▶ [SUPPLIED TEXT]
Translation: A web page will rank better if it is linked to from other web pages that have fresh content. A comprehensive news site, for instance, will probably have multiple pages that have content updated frequently -- and hence it is more likely to have all of its interlinked, frequently updated pages rank well.
Claim #13: "The method of claim 12, wherein the amount by which the content of the document changes is based on at least one of a number of new pages associated with the document within a time period, a ratio of a number of new pages associated with the document versus a total number of pages associated with the document, and a percentage of the content of the document that has changed during a time period."
Translation: You'll need to have a substantial portion of the page updated for it to be considered fresh. Changing a few words won't cut the mustard.
Claim #14: "The method of claim 12, wherein the determining an amount by which the content of the document changes includes: weighting different portions of the content of the document differently based on a perceived importance of the portions, and determining the amount by which the content of the document changes as a function of the differently weighted portions of the content."
Translation: This ties into Claim #10; various parts of the web page are accorded different significance. As a result, adding fresh content to the footer of your web page is not as significant as adding fresh content to the body of your web page.
Claim #16: "The method of claim 15, wherein the scoring the document includes assigning a higher score to the document when the document is selected more often than other documents in the set of search results over a time period."
Translation: Google is tracking the click through rate from its search results page. For example, let's say when someone types in "scary books" into a search engine, your result comes up on the bottom of the first page. If people are repeatedly clicking on your link from the search results page, you will eventually move up the ranks.
Claim #19: "The method of claim 1, wherein the one or more types of history data includes information relating to staleness of documents; and wherein the generating a score includes: determining whether the document is stale, and scoring the document based, at least in part, on whether the document is stale."
Translation: Another emphasis on fresh content. If your page has content that has not been updated in quite some time, your page is considered old, and lose ranking accordingly.
Claim #21: "The method of claim 20, wherein the determining whether stale documents are considered favorable for the search query is based, at least in part, on how often stale documents were selected over recent documents over time for the search query."
Translation: If your content is old but is repeatedly clicked upon from the search results page, your page will be considered trustworthy, and will not lose ranking on the grounds of being old.
Claims #25: "The method of claim 22, wherein the determining behavior of links associated with the document includes monitoring at least one of time-varying behavior of links associated with the document, how many links associated with the document appear or disappear during a time period, and whether there is a trend toward appearance of new links associated with the document versus disappearance of existing links associated with the document."
Translation: Are you getting more links to your web pages or are you losing links to your web pages? What is the trend? If you are gaining links, you'll be accorded more trust, and will start to rank higher.
Claim #28: "The method of claim 26, wherein the weight assigned to a link is based on at least one of how much a document containing the link is trusted, how authoritative a document containing the link is, and a freshness of a document containing the link."
Translation: Not all links are created equal. Links from pages that Google already trusts -- meaning links from pages that are already ranking well -- will help your site to rank better.

▶ [COLLECTED DATA]
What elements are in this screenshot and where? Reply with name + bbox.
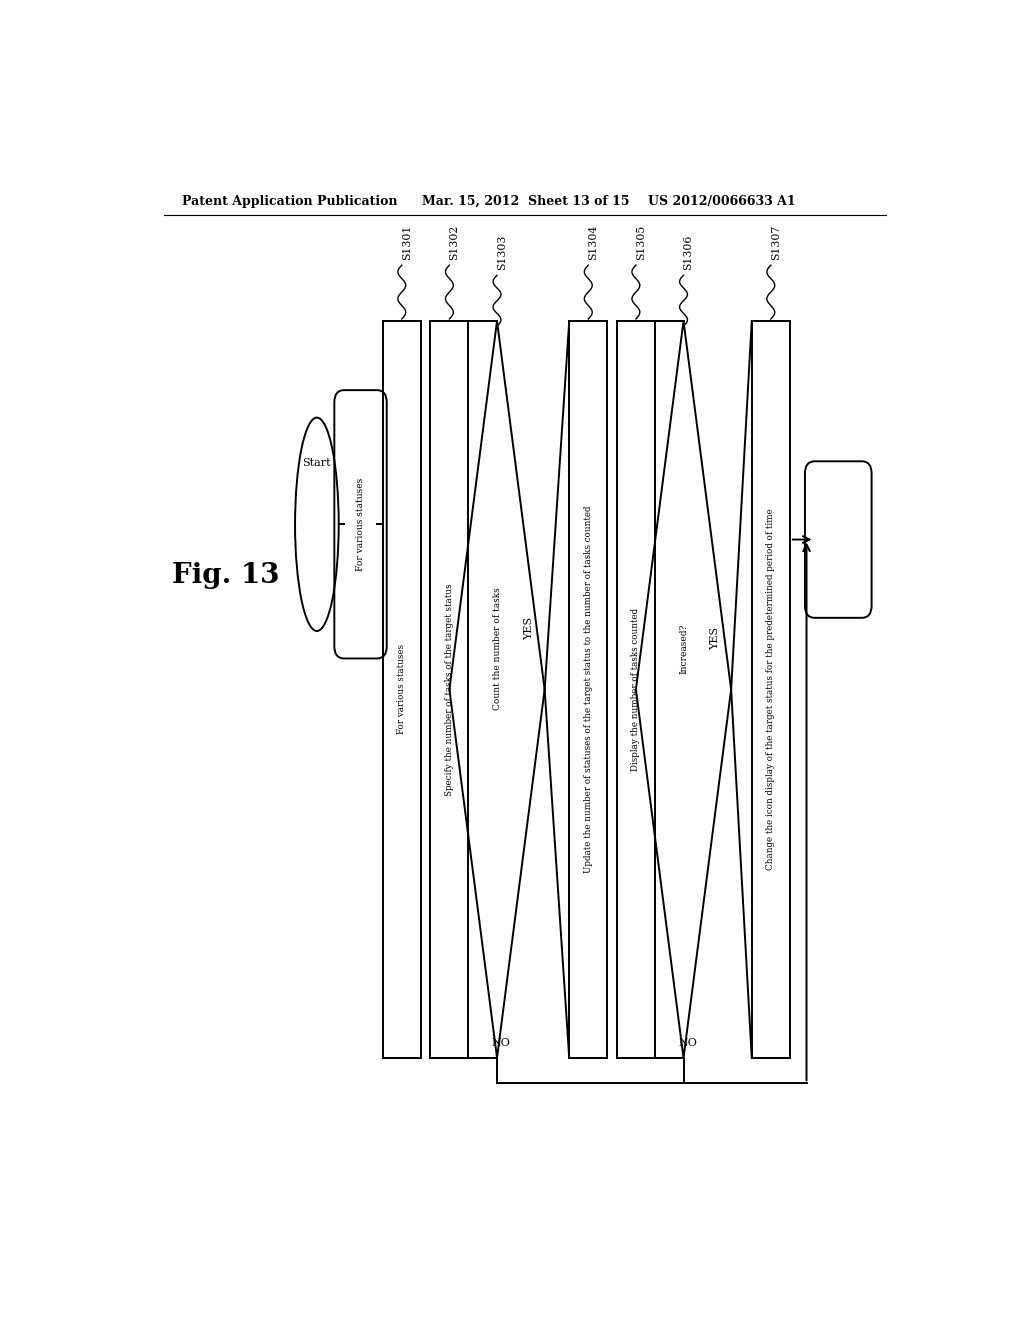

▶ [WHAT THIS TASK INVOLVES] Rename "stale documents" as "outdated documents" in the stretch of the patent-claims commentary from "Translation: Another emphasis" through "of being old.", then write out that stretch. Rely only on the patent-claims commentary, not on the data.

▶ [CORRECT OUTPUT]
Translation: Another emphasis on fresh content. If your page has content that has not been updated in quite some time, your page is considered old, and lose ranking accordingly.
Claim #21: "The method of claim 20, wherein the determining whether outdated documents are considered favorable for the search query is based, at least in part, on how often outdated documents were selected over recent documents over time for the search query."
Translation: If your content is old but is repeatedly clicked upon from the search results page, your page will be considered trustworthy, and will not lose ranking on the grounds of being old.